>> START

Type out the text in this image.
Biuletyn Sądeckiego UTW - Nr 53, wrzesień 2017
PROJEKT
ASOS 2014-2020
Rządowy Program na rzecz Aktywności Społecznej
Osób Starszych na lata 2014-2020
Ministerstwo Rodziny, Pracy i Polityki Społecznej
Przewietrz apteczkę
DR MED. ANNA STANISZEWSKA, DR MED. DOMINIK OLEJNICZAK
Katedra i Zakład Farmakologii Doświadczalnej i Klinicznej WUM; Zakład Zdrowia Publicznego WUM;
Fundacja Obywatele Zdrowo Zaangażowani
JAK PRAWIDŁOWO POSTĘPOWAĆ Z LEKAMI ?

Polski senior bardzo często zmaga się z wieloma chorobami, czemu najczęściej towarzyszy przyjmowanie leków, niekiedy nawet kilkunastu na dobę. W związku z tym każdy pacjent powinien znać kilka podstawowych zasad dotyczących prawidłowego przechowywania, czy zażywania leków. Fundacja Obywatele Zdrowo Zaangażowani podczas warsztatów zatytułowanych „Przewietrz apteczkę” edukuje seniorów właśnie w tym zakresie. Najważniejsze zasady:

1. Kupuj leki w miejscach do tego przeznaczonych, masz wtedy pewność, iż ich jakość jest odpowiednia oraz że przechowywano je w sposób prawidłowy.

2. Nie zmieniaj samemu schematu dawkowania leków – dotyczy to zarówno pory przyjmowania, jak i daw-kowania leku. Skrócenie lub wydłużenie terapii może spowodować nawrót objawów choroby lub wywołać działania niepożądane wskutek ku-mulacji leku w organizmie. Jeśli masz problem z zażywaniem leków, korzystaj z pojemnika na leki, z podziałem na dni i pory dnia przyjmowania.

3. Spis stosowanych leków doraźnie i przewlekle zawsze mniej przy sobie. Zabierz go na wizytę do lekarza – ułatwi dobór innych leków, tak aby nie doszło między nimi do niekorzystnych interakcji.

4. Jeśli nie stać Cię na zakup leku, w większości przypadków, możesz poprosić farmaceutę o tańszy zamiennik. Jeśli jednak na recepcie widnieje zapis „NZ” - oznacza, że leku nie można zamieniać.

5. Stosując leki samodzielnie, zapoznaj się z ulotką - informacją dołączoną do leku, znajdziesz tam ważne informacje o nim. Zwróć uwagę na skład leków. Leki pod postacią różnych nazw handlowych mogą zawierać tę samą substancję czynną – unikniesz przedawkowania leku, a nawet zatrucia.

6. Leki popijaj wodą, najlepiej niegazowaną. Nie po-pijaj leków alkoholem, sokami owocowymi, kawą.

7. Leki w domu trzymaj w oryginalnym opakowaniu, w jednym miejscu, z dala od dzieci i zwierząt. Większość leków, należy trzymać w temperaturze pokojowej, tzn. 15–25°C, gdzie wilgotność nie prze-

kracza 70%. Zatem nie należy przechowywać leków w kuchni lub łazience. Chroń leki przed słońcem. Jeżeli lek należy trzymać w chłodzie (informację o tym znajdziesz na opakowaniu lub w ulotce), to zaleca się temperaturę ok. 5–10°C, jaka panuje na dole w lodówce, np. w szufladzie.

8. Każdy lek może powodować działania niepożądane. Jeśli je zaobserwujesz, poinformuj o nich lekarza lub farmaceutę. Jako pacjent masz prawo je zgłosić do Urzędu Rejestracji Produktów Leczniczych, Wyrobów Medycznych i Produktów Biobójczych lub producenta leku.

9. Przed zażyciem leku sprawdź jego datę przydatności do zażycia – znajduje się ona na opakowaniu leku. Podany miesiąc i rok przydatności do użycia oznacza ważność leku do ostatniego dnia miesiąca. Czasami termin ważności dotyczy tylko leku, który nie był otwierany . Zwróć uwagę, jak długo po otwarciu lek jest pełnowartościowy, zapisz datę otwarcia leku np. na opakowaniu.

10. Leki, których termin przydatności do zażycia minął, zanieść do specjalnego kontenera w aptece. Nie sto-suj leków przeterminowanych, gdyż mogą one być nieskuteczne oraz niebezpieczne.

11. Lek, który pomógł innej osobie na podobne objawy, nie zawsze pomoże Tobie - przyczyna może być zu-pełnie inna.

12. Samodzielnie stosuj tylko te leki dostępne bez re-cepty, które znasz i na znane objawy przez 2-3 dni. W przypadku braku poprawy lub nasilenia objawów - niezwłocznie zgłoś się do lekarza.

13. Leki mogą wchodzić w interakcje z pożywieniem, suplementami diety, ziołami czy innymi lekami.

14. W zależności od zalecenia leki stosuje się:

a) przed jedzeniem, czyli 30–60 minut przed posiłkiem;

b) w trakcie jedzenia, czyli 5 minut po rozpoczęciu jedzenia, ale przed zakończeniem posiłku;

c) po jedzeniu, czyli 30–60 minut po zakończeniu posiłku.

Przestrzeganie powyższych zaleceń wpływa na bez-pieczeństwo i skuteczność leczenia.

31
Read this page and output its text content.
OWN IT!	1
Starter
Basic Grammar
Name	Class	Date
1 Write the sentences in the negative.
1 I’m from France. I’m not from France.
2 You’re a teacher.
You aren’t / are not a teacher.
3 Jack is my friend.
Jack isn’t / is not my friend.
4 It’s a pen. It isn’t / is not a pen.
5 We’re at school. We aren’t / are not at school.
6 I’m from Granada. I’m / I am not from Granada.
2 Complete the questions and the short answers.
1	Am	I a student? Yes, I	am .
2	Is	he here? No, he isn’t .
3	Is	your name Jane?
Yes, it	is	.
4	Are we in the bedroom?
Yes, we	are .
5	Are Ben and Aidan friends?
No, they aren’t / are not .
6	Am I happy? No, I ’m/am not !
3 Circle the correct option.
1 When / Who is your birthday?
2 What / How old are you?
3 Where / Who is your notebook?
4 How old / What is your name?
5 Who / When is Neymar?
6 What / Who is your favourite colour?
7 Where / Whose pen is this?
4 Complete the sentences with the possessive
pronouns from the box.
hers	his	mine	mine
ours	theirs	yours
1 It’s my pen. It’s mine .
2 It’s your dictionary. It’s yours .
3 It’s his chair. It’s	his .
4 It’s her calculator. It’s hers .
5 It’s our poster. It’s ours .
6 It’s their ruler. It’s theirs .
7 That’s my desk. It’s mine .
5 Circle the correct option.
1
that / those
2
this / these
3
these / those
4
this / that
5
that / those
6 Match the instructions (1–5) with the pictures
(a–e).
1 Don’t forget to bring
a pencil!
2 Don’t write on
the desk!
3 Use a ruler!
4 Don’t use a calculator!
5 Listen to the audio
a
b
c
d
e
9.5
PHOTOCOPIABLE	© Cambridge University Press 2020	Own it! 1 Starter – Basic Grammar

>> END

* What you will do
Using the entries above, please restate each one word for word.

* Solution for this problem
Type out the text in this image.
Biuletyn Sądeckiego UTW - Nr 53, wrzesień 2017
PROJEKT
ASOS 2014-2020
Rządowy Program na rzecz Aktywności Społecznej
Osób Starszych na lata 2014-2020
Ministerstwo Rodziny, Pracy i Polityki Społecznej
Przewietrz apteczkę
DR MED. ANNA STANISZEWSKA, DR MED. DOMINIK OLEJNICZAK
Katedra i Zakład Farmakologii Doświadczalnej i Klinicznej WUM; Zakład Zdrowia Publicznego WUM;
Fundacja Obywatele Zdrowo Zaangażowani
JAK PRAWIDŁOWO POSTĘPOWAĆ Z LEKAMI ?

Polski senior bardzo często zmaga się z wieloma chorobami, czemu najczęściej towarzyszy przyjmowanie leków, niekiedy nawet kilkunastu na dobę. W związku z tym każdy pacjent powinien znać kilka podstawowych zasad dotyczących prawidłowego przechowywania, czy zażywania leków. Fundacja Obywatele Zdrowo Zaangażowani podczas warsztatów zatytułowanych „Przewietrz apteczkę” edukuje seniorów właśnie w tym zakresie. Najważniejsze zasady:

1. Kupuj leki w miejscach do tego przeznaczonych, masz wtedy pewność, iż ich jakość jest odpowiednia oraz że przechowywano je w sposób prawidłowy.

2. Nie zmieniaj samemu schematu dawkowania leków – dotyczy to zarówno pory przyjmowania, jak i daw-kowania leku. Skrócenie lub wydłużenie terapii może spowodować nawrót objawów choroby lub wywołać działania niepożądane wskutek ku-mulacji leku w organizmie. Jeśli masz problem z zażywaniem leków, korzystaj z pojemnika na leki, z podziałem na dni i pory dnia przyjmowania.

3. Spis stosowanych leków doraźnie i przewlekle zawsze mniej przy sobie. Zabierz go na wizytę do lekarza – ułatwi dobór innych leków, tak aby nie doszło między nimi do niekorzystnych interakcji.

4. Jeśli nie stać Cię na zakup leku, w większości przypadków, możesz poprosić farmaceutę o tańszy zamiennik. Jeśli jednak na recepcie widnieje zapis „NZ” - oznacza, że leku nie można zamieniać.

5. Stosując leki samodzielnie, zapoznaj się z ulotką - informacją dołączoną do leku, znajdziesz tam ważne informacje o nim. Zwróć uwagę na skład leków. Leki pod postacią różnych nazw handlowych mogą zawierać tę samą substancję czynną – unikniesz przedawkowania leku, a nawet zatrucia.

6. Leki popijaj wodą, najlepiej niegazowaną. Nie po-pijaj leków alkoholem, sokami owocowymi, kawą.

7. Leki w domu trzymaj w oryginalnym opakowaniu, w jednym miejscu, z dala od dzieci i zwierząt. Większość leków, należy trzymać w temperaturze pokojowej, tzn. 15–25°C, gdzie wilgotność nie prze-

kracza 70%. Zatem nie należy przechowywać leków w kuchni lub łazience. Chroń leki przed słońcem. Jeżeli lek należy trzymać w chłodzie (informację o tym znajdziesz na opakowaniu lub w ulotce), to zaleca się temperaturę ok. 5–10°C, jaka panuje na dole w lodówce, np. w szufladzie.

8. Każdy lek może powodować działania niepożądane. Jeśli je zaobserwujesz, poinformuj o nich lekarza lub farmaceutę. Jako pacjent masz prawo je zgłosić do Urzędu Rejestracji Produktów Leczniczych, Wyrobów Medycznych i Produktów Biobójczych lub producenta leku.

9. Przed zażyciem leku sprawdź jego datę przydatności do zażycia – znajduje się ona na opakowaniu leku. Podany miesiąc i rok przydatności do użycia oznacza ważność leku do ostatniego dnia miesiąca. Czasami termin ważności dotyczy tylko leku, który nie był otwierany . Zwróć uwagę, jak długo po otwarciu lek jest pełnowartościowy, zapisz datę otwarcia leku np. na opakowaniu.

10. Leki, których termin przydatności do zażycia minął, zanieść do specjalnego kontenera w aptece. Nie sto-suj leków przeterminowanych, gdyż mogą one być nieskuteczne oraz niebezpieczne.

11. Lek, który pomógł innej osobie na podobne objawy, nie zawsze pomoże Tobie - przyczyna może być zu-pełnie inna.

12. Samodzielnie stosuj tylko te leki dostępne bez re-cepty, które znasz i na znane objawy przez 2-3 dni. W przypadku braku poprawy lub nasilenia objawów - niezwłocznie zgłoś się do lekarza.

13. Leki mogą wchodzić w interakcje z pożywieniem, suplementami diety, ziołami czy innymi lekami.

14. W zależności od zalecenia leki stosuje się:

a) przed jedzeniem, czyli 30–60 minut przed posiłkiem;

b) w trakcie jedzenia, czyli 5 minut po rozpoczęciu jedzenia, ale przed zakończeniem posiłku;

c) po jedzeniu, czyli 30–60 minut po zakończeniu posiłku.

Przestrzeganie powyższych zaleceń wpływa na bez-pieczeństwo i skuteczność leczenia.

31
Read this page and output its text content.
OWN IT!	1
Starter
Basic Grammar
Name	Class	Date
1 Write the sentences in the negative.
1 I’m from France. I’m not from France.
2 You’re a teacher.
You aren’t / are not a teacher.
3 Jack is my friend.
Jack isn’t / is not my friend.
4 It’s a pen. It isn’t / is not a pen.
5 We’re at school. We aren’t / are not at school.
6 I’m from Granada. I’m / I am not from Granada.
2 Complete the questions and the short answers.
1	Am	I a student? Yes, I	am .
2	Is	he here? No, he isn’t .
3	Is	your name Jane?
Yes, it	is	.
4	Are we in the bedroom?
Yes, we	are .
5	Are Ben and Aidan friends?
No, they aren’t / are not .
6	Am I happy? No, I ’m/am not !
3 Circle the correct option.
1 When / Who is your birthday?
2 What / How old are you?
3 Where / Who is your notebook?
4 How old / What is your name?
5 Who / When is Neymar?
6 What / Who is your favourite colour?
7 Where / Whose pen is this?
4 Complete the sentences with the possessive
pronouns from the box.
hers	his	mine	mine
ours	theirs	yours
1 It’s my pen. It’s mine .
2 It’s your dictionary. It’s yours .
3 It’s his chair. It’s	his .
4 It’s her calculator. It’s hers .
5 It’s our poster. It’s ours .
6 It’s their ruler. It’s theirs .
7 That’s my desk. It’s mine .
5 Circle the correct option.
1
that / those
2
this / these
3
these / those
4
this / that
5
that / those
6 Match the instructions (1–5) with the pictures
(a–e).
1 Don’t forget to bring
a pencil!
2 Don’t write on
the desk!
3 Use a ruler!
4 Don’t use a calculator!
5 Listen to the audio
a
b
c
d
e
9.5
PHOTOCOPIABLE	© Cambridge University Press 2020	Own it! 1 Starter – Basic Grammar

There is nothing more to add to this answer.